Problem details: Comb through the entries for "käytössä" and pull out each line that holds it.

Material:
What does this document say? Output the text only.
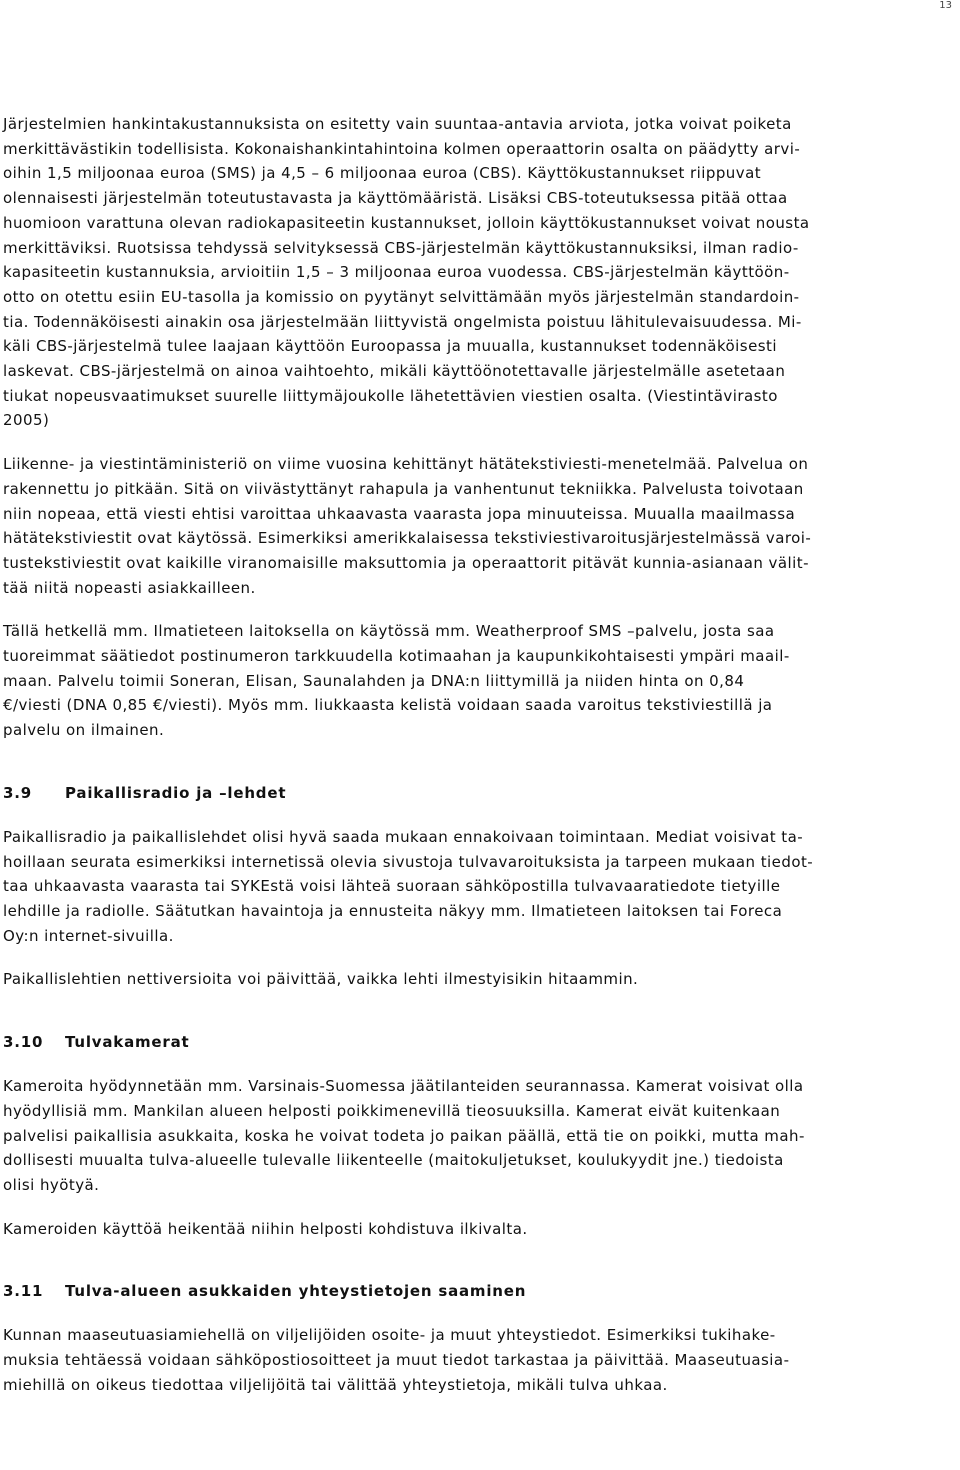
13

Järjestelmien hankintakustannuksista on esitetty vain suuntaa-antavia arviota, jotka voivat poiketa
merkittävästikin todellisista. Kokonaishankintahintoina kolmen operaattorin osalta on päädytty arvi-
oihin 1,5 miljoonaa euroa (SMS) ja 4,5 – 6 miljoonaa euroa (CBS). Käyttökustannukset riippuvat
olennaisesti järjestelmän toteutustavasta ja käyttömääristä. Lisäksi CBS-toteutuksessa pitää ottaa
huomioon varattuna olevan radiokapasiteetin kustannukset, jolloin käyttökustannukset voivat nousta
merkittäviksi. Ruotsissa tehdyssä selvityksessä CBS-järjestelmän käyttökustannuksiksi, ilman radio-
kapasiteetin kustannuksia, arvioitiin 1,5 – 3 miljoonaa euroa vuodessa. CBS-järjestelmän käyttöön-
otto on otettu esiin EU-tasolla ja komissio on pyytänyt selvittämään myös järjestelmän standardoin-
tia. Todennäköisesti ainakin osa järjestelmään liittyvistä ongelmista poistuu lähitulevaisuudessa. Mi-
käli CBS-järjestelmä tulee laajaan käyttöön Euroopassa ja muualla, kustannukset todennäköisesti
laskevat. CBS-järjestelmä on ainoa vaihtoehto, mikäli käyttöönotettavalle järjestelmälle asetetaan
tiukat nopeusvaatimukset suurelle liittymäjoukolle lähetettävien viestien osalta. (Viestintävirasto
2005)

Liikenne- ja viestintäministeriö on viime vuosina kehittänyt hätätekstiviesti-menetelmää. Palvelua on
rakennettu jo pitkään. Sitä on viivästyttänyt rahapula ja vanhentunut tekniikka. Palvelusta toivotaan
niin nopeaa, että viesti ehtisi varoittaa uhkaavasta vaarasta jopa minuuteissa. Muualla maailmassa
hätätekstiviestit ovat käytössä. Esimerkiksi amerikkalaisessa tekstiviestivaroitusjärjestelmässä varoi-
tustekstiviestit ovat kaikille viranomaisille maksuttomia ja operaattorit pitävät kunnia-asianaan välit-
tää niitä nopeasti asiakkailleen.

Tällä hetkellä mm. Ilmatieteen laitoksella on käytössä mm. Weatherproof SMS –palvelu, josta saa
tuoreimmat säätiedot postinumeron tarkkuudella kotimaahan ja kaupunkikohtaisesti ympäri maail-
maan. Palvelu toimii Soneran, Elisan, Saunalahden ja DNA:n liittymillä ja niiden hinta on 0,84
€/viesti (DNA 0,85 €/viesti). Myös mm. liukkaasta kelistä voidaan saada varoitus tekstiviestillä ja
palvelu on ilmainen.

3.9 Paikallisradio ja –lehdet

Paikallisradio ja paikallislehdet olisi hyvä saada mukaan ennakoivaan toimintaan. Mediat voisivat ta-
hoillaan seurata esimerkiksi internetissä olevia sivustoja tulvavaroituksista ja tarpeen mukaan tiedot-
taa uhkaavasta vaarasta tai SYKEstä voisi lähteä suoraan sähköpostilla tulvavaaratiedote tietyille
lehdille ja radiolle. Säätutkan havaintoja ja ennusteita näkyy mm. Ilmatieteen laitoksen tai Foreca
Oy:n internet-sivuilla.

Paikallislehtien nettiversioita voi päivittää, vaikka lehti ilmestyisikin hitaammin.

3.10 Tulvakamerat

Kameroita hyödynnetään mm. Varsinais-Suomessa jäätilanteiden seurannassa. Kamerat voisivat olla
hyödyllisiä mm. Mankilan alueen helposti poikkimenevillä tieosuuksilla. Kamerat eivät kuitenkaan
palvelisi paikallisia asukkaita, koska he voivat todeta jo paikan päällä, että tie on poikki, mutta mah-
dollisesti muualta tulva-alueelle tulevalle liikenteelle (maitokuljetukset, koulukyydit jne.) tiedoista
olisi hyötyä.

Kameroiden käyttöä heikentää niihin helposti kohdistuva ilkivalta.

3.11 Tulva-alueen asukkaiden yhteystietojen saaminen

Kunnan maaseutuasiamiehellä on viljelijöiden osoite- ja muut yhteystiedot. Esimerkiksi tukihake-
muksia tehtäessä voidaan sähköpostiosoitteet ja muut tiedot tarkastaa ja päivittää. Maaseutuasia-
miehillä on oikeus tiedottaa viljelijöitä tai välittää yhteystietoja, mikäli tulva uhkaa.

Right answer:
hätätekstiviestit ovat käytössä. Esimerkiksi amerikkalaisessa tekstiviestivaroitusjärjestelmässä varoi-
Tällä hetkellä mm. Ilmatieteen laitoksella on käytössä mm. Weatherproof SMS –palvelu, josta saa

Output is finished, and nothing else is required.